### Entries shown
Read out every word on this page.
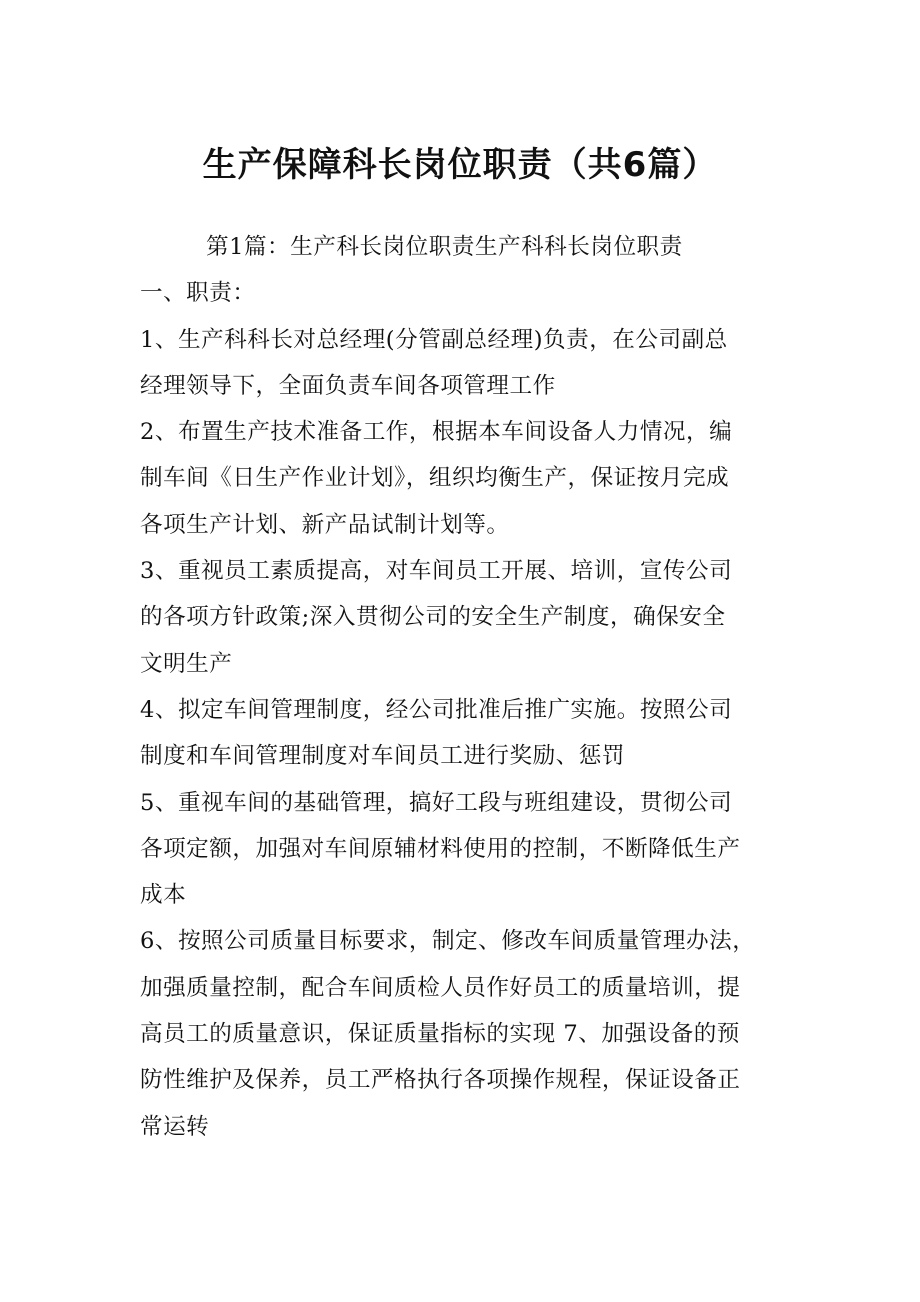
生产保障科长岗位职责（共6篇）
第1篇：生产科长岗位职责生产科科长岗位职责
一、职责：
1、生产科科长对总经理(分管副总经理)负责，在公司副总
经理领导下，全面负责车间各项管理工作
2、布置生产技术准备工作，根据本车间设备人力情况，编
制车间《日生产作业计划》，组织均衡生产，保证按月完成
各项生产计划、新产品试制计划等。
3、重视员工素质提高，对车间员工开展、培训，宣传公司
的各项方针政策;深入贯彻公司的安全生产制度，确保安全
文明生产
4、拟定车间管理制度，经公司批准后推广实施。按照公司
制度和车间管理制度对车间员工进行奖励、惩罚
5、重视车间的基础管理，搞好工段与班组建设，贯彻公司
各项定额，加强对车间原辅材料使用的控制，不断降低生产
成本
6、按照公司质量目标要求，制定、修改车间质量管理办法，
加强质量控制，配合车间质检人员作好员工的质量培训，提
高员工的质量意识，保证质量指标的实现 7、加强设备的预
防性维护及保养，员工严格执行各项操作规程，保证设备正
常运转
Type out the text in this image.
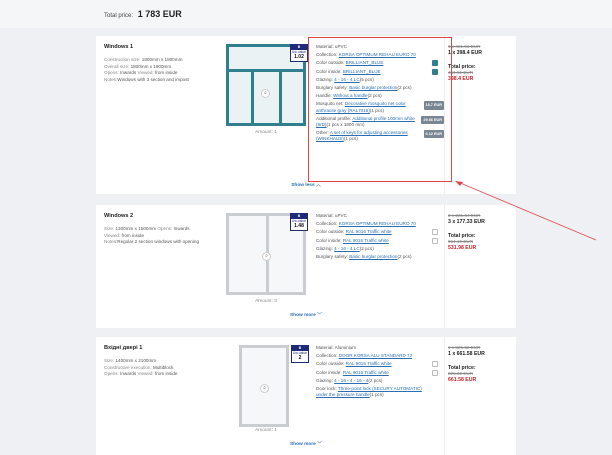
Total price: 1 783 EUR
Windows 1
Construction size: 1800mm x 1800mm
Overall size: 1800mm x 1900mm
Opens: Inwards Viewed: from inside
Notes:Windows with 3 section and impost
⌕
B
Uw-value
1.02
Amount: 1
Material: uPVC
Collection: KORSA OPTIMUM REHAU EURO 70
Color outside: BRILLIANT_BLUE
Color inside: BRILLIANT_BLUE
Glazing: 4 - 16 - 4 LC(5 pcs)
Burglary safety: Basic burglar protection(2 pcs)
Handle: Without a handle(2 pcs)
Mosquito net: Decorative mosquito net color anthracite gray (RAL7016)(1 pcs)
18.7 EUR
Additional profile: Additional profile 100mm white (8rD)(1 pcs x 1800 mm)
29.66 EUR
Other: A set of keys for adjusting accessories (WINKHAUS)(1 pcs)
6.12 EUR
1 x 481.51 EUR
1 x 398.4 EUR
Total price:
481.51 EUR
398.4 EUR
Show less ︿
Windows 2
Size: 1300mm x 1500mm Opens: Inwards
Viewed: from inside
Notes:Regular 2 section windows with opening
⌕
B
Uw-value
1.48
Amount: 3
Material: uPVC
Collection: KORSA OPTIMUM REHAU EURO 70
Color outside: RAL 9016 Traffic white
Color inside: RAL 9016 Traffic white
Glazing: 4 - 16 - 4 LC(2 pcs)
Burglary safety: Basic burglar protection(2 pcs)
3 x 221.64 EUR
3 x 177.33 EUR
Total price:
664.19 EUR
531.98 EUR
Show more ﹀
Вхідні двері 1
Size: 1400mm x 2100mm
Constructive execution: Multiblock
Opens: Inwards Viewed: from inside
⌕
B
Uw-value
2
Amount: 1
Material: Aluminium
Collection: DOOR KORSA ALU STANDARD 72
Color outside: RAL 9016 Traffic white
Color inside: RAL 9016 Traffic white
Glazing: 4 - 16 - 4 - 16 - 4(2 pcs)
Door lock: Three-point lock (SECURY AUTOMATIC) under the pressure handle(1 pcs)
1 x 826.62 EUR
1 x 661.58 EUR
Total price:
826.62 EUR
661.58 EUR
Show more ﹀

### Written task
Keep the pictures out of the copy and return the rest of the data above exactly.

### Task solution
Read out every word on this page.
生产保障科长岗位职责（共6篇）
第1篇：生产科长岗位职责生产科科长岗位职责
一、职责：
1、生产科科长对总经理(分管副总经理)负责，在公司副总
经理领导下，全面负责车间各项管理工作
2、布置生产技术准备工作，根据本车间设备人力情况，编
制车间《日生产作业计划》，组织均衡生产，保证按月完成
各项生产计划、新产品试制计划等。
3、重视员工素质提高，对车间员工开展、培训，宣传公司
的各项方针政策;深入贯彻公司的安全生产制度，确保安全
文明生产
4、拟定车间管理制度，经公司批准后推广实施。按照公司
制度和车间管理制度对车间员工进行奖励、惩罚
5、重视车间的基础管理，搞好工段与班组建设，贯彻公司
各项定额，加强对车间原辅材料使用的控制，不断降低生产
成本
6、按照公司质量目标要求，制定、修改车间质量管理办法，
加强质量控制，配合车间质检人员作好员工的质量培训，提
高员工的质量意识，保证质量指标的实现 7、加强设备的预
防性维护及保养，员工严格执行各项操作规程，保证设备正
常运转
Type out the text in this image.
Total price: 1 783 EUR
Windows 1
Construction size: 1800mm x 1800mm
Overall size: 1800mm x 1900mm
Opens: Inwards Viewed: from inside
Notes:Windows with 3 section and impost
⌕
B
Uw-value
1.02
Amount: 1
Material: uPVC
Collection: KORSA OPTIMUM REHAU EURO 70
Color outside: BRILLIANT_BLUE
Color inside: BRILLIANT_BLUE
Glazing: 4 - 16 - 4 LC(5 pcs)
Burglary safety: Basic burglar protection(2 pcs)
Handle: Without a handle(2 pcs)
Mosquito net: Decorative mosquito net color anthracite gray (RAL7016)(1 pcs)
18.7 EUR
Additional profile: Additional profile 100mm white (8rD)(1 pcs x 1800 mm)
29.66 EUR
Other: A set of keys for adjusting accessories (WINKHAUS)(1 pcs)
6.12 EUR
1 x 481.51 EUR
1 x 398.4 EUR
Total price:
481.51 EUR
398.4 EUR
Show less ︿
Windows 2
Size: 1300mm x 1500mm Opens: Inwards
Viewed: from inside
Notes:Regular 2 section windows with opening
⌕
B
Uw-value
1.48
Amount: 3
Material: uPVC
Collection: KORSA OPTIMUM REHAU EURO 70
Color outside: RAL 9016 Traffic white
Color inside: RAL 9016 Traffic white
Glazing: 4 - 16 - 4 LC(2 pcs)
Burglary safety: Basic burglar protection(2 pcs)
3 x 221.64 EUR
3 x 177.33 EUR
Total price:
664.19 EUR
531.98 EUR
Show more ﹀
Вхідні двері 1
Size: 1400mm x 2100mm
Constructive execution: Multiblock
Opens: Inwards Viewed: from inside
⌕
B
Uw-value
2
Amount: 1
Material: Aluminium
Collection: DOOR KORSA ALU STANDARD 72
Color outside: RAL 9016 Traffic white
Color inside: RAL 9016 Traffic white
Glazing: 4 - 16 - 4 - 16 - 4(2 pcs)
Door lock: Three-point lock (SECURY AUTOMATIC) under the pressure handle(1 pcs)
1 x 826.62 EUR
1 x 661.58 EUR
Total price:
826.62 EUR
661.58 EUR
Show more ﹀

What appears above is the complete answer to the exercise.